(Saved entries)
= = = = = = =
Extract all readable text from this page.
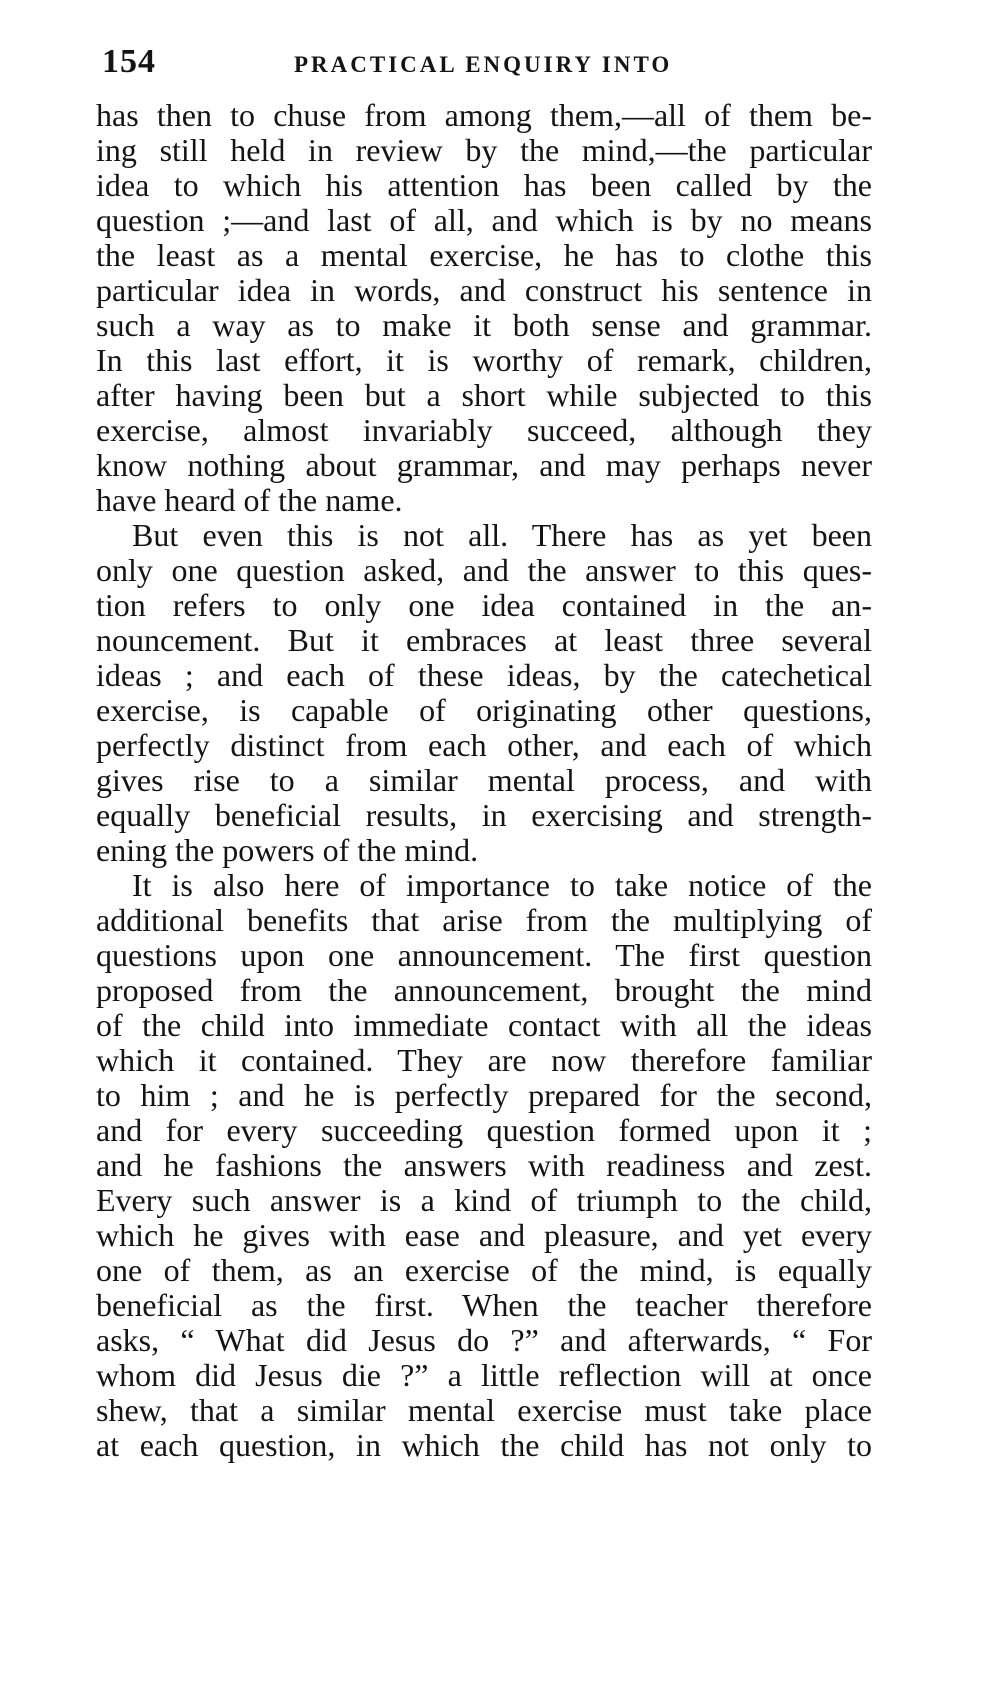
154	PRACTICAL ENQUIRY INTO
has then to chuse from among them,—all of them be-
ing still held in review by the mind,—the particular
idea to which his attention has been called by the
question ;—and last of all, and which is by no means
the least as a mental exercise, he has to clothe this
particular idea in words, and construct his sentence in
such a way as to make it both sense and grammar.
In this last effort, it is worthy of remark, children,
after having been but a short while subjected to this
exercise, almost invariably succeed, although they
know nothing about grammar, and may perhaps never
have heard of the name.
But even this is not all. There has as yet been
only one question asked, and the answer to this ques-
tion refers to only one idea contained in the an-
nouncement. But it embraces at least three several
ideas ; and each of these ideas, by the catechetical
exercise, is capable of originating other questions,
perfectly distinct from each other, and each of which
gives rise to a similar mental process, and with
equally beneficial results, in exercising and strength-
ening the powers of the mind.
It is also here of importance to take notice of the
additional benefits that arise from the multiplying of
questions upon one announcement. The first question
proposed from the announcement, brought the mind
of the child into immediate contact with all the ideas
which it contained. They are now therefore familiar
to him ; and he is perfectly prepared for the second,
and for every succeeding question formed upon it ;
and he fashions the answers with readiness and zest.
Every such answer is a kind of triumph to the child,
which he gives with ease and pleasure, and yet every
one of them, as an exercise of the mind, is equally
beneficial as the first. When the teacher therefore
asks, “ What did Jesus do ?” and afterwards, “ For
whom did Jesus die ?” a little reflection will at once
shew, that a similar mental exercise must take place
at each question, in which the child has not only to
= = = = = = =
From the data above, write out everything exactly except the pictures.

## Exercise answer
Extract all readable text from this page.
154	PRACTICAL ENQUIRY INTO
has then to chuse from among them,—all of them be-
ing still held in review by the mind,—the particular
idea to which his attention has been called by the
question ;—and last of all, and which is by no means
the least as a mental exercise, he has to clothe this
particular idea in words, and construct his sentence in
such a way as to make it both sense and grammar.
In this last effort, it is worthy of remark, children,
after having been but a short while subjected to this
exercise, almost invariably succeed, although they
know nothing about grammar, and may perhaps never
have heard of the name.
But even this is not all. There has as yet been
only one question asked, and the answer to this ques-
tion refers to only one idea contained in the an-
nouncement. But it embraces at least three several
ideas ; and each of these ideas, by the catechetical
exercise, is capable of originating other questions,
perfectly distinct from each other, and each of which
gives rise to a similar mental process, and with
equally beneficial results, in exercising and strength-
ening the powers of the mind.
It is also here of importance to take notice of the
additional benefits that arise from the multiplying of
questions upon one announcement. The first question
proposed from the announcement, brought the mind
of the child into immediate contact with all the ideas
which it contained. They are now therefore familiar
to him ; and he is perfectly prepared for the second,
and for every succeeding question formed upon it ;
and he fashions the answers with readiness and zest.
Every such answer is a kind of triumph to the child,
which he gives with ease and pleasure, and yet every
one of them, as an exercise of the mind, is equally
beneficial as the first. When the teacher therefore
asks, “ What did Jesus do ?” and afterwards, “ For
whom did Jesus die ?” a little reflection will at once
shew, that a similar mental exercise must take place
at each question, in which the child has not only to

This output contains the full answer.